* **Request**:
Extract every line that includes the string "this".

======== Supplied data

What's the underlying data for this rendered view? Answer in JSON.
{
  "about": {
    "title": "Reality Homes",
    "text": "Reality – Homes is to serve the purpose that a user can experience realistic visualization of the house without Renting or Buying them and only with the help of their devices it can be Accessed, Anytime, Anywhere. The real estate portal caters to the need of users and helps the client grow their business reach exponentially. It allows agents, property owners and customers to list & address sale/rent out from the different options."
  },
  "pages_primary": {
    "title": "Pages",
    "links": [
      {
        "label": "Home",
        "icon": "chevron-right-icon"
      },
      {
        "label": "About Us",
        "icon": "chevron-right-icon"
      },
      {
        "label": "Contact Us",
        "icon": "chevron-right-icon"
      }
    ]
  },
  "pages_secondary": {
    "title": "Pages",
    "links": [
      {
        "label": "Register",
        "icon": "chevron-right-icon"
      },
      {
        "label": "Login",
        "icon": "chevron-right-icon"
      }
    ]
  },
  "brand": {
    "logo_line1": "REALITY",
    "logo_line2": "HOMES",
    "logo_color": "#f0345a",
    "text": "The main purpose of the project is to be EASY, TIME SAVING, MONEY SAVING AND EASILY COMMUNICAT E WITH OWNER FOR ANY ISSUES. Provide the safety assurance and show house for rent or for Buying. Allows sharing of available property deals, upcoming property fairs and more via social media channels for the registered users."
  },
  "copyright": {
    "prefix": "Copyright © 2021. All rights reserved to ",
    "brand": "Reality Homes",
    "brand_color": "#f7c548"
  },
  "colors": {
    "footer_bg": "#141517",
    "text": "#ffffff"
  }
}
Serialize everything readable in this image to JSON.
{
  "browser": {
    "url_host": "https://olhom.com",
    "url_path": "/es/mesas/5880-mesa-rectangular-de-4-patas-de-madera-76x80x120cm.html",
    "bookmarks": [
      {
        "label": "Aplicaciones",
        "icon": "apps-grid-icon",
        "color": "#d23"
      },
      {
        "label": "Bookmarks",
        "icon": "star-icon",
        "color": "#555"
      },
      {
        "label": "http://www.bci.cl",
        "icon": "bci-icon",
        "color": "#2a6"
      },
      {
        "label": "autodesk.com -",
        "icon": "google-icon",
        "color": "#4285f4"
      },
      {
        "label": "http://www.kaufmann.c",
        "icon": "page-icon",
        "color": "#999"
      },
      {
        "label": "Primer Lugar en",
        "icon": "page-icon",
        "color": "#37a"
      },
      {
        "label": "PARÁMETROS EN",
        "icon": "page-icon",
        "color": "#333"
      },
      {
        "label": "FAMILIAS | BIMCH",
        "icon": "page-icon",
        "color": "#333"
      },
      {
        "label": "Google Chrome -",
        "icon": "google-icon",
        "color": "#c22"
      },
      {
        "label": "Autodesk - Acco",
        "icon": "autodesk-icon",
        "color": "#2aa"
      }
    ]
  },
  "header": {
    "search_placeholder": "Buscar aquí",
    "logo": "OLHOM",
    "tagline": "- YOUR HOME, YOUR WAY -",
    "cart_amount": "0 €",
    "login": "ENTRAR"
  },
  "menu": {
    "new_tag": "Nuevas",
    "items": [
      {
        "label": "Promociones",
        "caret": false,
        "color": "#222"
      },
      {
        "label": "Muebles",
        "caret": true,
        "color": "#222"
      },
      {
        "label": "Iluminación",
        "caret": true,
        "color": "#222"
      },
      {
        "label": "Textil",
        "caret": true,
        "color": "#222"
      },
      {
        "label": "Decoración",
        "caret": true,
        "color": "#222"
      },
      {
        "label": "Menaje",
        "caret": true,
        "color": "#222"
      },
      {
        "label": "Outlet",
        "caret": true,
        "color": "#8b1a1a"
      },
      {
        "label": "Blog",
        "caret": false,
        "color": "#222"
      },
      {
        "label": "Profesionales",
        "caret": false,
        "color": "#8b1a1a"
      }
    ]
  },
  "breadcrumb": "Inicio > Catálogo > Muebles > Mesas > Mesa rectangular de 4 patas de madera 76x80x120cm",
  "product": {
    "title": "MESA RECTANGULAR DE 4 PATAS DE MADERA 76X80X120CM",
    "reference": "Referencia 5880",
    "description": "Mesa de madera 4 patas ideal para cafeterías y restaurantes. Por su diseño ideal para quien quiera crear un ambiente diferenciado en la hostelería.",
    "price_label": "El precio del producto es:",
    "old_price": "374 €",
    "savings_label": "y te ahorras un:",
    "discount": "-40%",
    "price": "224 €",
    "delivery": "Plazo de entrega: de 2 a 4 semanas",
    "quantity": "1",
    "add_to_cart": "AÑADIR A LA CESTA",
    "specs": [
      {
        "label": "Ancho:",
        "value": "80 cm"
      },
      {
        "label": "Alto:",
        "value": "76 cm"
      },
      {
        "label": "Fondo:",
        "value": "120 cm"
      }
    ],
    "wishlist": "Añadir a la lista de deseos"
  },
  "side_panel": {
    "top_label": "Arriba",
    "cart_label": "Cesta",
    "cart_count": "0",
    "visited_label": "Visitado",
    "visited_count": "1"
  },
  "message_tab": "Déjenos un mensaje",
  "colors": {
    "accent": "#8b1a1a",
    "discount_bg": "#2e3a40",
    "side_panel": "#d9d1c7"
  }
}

================

* **Reply to the task**:
What's the underlying data for this rendered view? Answer in JSON.
Serialize everything readable in this image to JSON.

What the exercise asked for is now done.